[ITEMS]

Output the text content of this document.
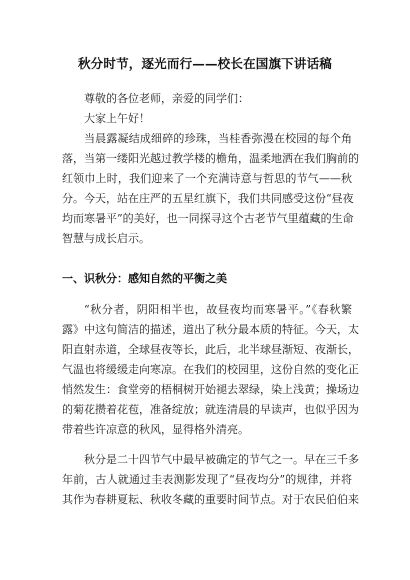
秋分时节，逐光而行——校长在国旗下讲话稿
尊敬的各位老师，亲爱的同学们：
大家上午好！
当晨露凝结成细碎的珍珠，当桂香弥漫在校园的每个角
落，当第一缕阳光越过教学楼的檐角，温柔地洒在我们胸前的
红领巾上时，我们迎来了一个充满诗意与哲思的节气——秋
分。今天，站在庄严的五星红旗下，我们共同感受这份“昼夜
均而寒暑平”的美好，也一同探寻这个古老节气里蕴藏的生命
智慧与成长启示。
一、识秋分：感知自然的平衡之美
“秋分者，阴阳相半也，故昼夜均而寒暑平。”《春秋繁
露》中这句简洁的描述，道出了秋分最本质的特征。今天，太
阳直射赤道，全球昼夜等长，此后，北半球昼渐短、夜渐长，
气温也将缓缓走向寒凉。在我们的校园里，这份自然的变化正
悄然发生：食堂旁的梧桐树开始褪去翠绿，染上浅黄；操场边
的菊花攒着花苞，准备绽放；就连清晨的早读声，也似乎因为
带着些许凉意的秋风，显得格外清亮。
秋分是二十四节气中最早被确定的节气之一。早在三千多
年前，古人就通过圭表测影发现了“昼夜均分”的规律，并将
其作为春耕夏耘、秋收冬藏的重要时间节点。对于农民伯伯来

[PROMPT] Output the material word for word, omitting its pictures.

[WRITTEN SOLUTION]
Output the text content of this document.
秋分时节，逐光而行——校长在国旗下讲话稿
尊敬的各位老师，亲爱的同学们：
大家上午好！
当晨露凝结成细碎的珍珠，当桂香弥漫在校园的每个角
落，当第一缕阳光越过教学楼的檐角，温柔地洒在我们胸前的
红领巾上时，我们迎来了一个充满诗意与哲思的节气——秋
分。今天，站在庄严的五星红旗下，我们共同感受这份“昼夜
均而寒暑平”的美好，也一同探寻这个古老节气里蕴藏的生命
智慧与成长启示。
一、识秋分：感知自然的平衡之美
“秋分者，阴阳相半也，故昼夜均而寒暑平。”《春秋繁
露》中这句简洁的描述，道出了秋分最本质的特征。今天，太
阳直射赤道，全球昼夜等长，此后，北半球昼渐短、夜渐长，
气温也将缓缓走向寒凉。在我们的校园里，这份自然的变化正
悄然发生：食堂旁的梧桐树开始褪去翠绿，染上浅黄；操场边
的菊花攒着花苞，准备绽放；就连清晨的早读声，也似乎因为
带着些许凉意的秋风，显得格外清亮。
秋分是二十四节气中最早被确定的节气之一。早在三千多
年前，古人就通过圭表测影发现了“昼夜均分”的规律，并将
其作为春耕夏耘、秋收冬藏的重要时间节点。对于农民伯伯来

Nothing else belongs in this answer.